**DOCUMENT SEGMENT**
- - - -

Deep Learning Engineer (Full-time - Remote)
PerPlant
Posted 6+ months ago
Deep Learning Engineer for Edge Applications
PerPlant is a startup on a mission to democratize AI in agriculture by offering a cost-effective, plug-and-play AI-based camera sensor to optimize pesticide and fertilizer use and increase harvest yield. Our goal is to support sustainable farming practices with innovative technology and actionable data. In this role, you will develop and implement cutting-edge computer vision algorithms for Edge applications. You will focus on real-time plant count, crop type and stage classification, non-crop area classification and localization (sand spots, stones, water suffering areas, tractor tracks, field boundaries), weed detection, and other related tasks.
As a Deep Learning Engineer, you will play a critical role in the development of our product’s real-time perception stack and launch of advanced features.
Key Responsibilities
In this role, your key responsibilities will include:
Designing and developing complete Deep learning pipeline(Data acquisition, Pre-Processing, Training, Validation, Deployment) for real-time image and video analysis.
Implementing and optimizing models on Edge devices with limited computational resources.
Collaborating with cross-functional teams to define project requirements and deliverables.
Analyzing and evaluating the performance of deep learning models and algorithms.
Improving and optimizing existing models and algorithms.
Qualifications
To be successful in this role, you will need:
Proven experience of 3+ years in developing production-level Deep learning-based multi-task perception models.

- - - -

**DO THIS**
Edit the job posting by rewriting the stretch from "As a Deep Learning" through "requirements and deliverables." with "cross-functional teams" replaced by "external partners". Work only from the job posting.

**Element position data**
- - - -

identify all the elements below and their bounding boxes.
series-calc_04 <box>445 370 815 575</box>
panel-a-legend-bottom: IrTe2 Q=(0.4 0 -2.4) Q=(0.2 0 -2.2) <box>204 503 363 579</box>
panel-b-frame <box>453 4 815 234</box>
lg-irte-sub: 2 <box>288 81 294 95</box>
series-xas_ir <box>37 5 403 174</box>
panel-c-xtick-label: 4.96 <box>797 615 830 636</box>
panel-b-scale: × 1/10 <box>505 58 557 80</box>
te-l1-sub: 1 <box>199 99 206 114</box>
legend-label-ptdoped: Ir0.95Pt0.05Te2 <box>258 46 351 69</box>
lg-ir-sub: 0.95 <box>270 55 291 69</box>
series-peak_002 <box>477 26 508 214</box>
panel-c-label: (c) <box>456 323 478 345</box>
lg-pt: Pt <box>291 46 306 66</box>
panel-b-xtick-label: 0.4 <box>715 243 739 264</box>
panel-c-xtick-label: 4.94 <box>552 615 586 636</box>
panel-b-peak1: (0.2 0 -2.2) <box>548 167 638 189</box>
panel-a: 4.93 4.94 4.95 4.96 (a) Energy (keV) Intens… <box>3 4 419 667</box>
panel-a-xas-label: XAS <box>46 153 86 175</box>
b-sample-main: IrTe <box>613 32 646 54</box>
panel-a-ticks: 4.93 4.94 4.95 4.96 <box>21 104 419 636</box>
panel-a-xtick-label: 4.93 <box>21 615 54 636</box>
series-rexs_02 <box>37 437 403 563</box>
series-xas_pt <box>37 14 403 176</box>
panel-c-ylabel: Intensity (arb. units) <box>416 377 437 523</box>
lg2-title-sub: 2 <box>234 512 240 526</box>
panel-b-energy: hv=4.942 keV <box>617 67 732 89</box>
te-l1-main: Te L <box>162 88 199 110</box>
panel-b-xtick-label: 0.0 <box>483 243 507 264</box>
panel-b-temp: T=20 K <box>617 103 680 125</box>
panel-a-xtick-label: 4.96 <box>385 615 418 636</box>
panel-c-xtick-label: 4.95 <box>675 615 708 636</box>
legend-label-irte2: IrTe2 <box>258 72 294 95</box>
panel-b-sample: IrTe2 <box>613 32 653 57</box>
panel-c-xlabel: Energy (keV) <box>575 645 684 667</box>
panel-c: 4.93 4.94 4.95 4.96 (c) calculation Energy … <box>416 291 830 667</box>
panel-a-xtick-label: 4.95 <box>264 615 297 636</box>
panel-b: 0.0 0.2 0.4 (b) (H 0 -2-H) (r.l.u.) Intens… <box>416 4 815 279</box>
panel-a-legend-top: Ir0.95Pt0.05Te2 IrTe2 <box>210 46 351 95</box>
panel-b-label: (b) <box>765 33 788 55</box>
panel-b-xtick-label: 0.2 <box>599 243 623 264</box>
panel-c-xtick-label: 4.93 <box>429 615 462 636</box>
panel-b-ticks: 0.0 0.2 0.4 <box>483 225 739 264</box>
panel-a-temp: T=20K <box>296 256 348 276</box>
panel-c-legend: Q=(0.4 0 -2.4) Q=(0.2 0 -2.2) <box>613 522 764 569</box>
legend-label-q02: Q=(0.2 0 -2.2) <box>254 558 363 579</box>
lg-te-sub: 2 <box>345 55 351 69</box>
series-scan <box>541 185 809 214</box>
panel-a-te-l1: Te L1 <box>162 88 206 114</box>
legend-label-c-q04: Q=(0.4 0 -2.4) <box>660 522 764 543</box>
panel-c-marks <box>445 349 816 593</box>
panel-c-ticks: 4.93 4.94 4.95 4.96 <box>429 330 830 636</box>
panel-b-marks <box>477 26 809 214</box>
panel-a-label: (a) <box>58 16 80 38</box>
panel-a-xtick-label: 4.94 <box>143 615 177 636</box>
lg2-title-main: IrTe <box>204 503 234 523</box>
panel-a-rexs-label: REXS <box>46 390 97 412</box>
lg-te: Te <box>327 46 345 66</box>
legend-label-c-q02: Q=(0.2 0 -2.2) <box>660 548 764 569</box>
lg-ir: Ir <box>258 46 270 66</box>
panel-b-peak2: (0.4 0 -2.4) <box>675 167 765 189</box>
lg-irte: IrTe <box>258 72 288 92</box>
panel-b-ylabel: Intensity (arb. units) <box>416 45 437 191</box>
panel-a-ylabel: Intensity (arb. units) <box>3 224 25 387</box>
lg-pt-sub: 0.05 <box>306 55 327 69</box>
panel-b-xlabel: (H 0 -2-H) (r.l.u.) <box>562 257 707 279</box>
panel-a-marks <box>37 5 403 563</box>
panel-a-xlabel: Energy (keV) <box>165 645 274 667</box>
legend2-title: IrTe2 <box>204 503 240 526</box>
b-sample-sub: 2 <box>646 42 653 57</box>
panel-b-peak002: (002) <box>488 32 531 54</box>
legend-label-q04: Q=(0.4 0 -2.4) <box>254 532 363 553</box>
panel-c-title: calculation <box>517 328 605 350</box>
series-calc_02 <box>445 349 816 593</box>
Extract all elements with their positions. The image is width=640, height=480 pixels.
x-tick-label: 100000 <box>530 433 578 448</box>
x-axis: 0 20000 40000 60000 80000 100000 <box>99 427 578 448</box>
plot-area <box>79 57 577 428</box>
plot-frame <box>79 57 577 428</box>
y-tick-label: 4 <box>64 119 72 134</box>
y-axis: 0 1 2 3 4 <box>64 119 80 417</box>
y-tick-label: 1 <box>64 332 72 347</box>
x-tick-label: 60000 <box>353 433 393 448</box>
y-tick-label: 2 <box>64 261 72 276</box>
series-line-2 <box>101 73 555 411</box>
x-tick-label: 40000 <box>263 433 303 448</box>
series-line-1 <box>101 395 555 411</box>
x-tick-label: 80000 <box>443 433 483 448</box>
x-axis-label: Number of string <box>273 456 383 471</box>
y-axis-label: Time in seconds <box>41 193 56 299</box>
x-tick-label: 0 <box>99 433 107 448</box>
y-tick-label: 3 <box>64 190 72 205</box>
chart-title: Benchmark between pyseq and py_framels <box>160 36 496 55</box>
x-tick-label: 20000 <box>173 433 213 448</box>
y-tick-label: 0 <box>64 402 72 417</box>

- - - -

**RESULT OF THIS EXERCISE**
As a Deep Learning Engineer, you will play a critical role in the development of our product’s real-time perception stack and launch of advanced features.
Key Responsibilities
In this role, your key responsibilities will include:
Designing and developing complete Deep learning pipeline(Data acquisition, Pre-Processing, Training, Validation, Deployment) for real-time image and video analysis.
Implementing and optimizing models on Edge devices with limited computational resources.
Collaborating with external partners to define project requirements and deliverables.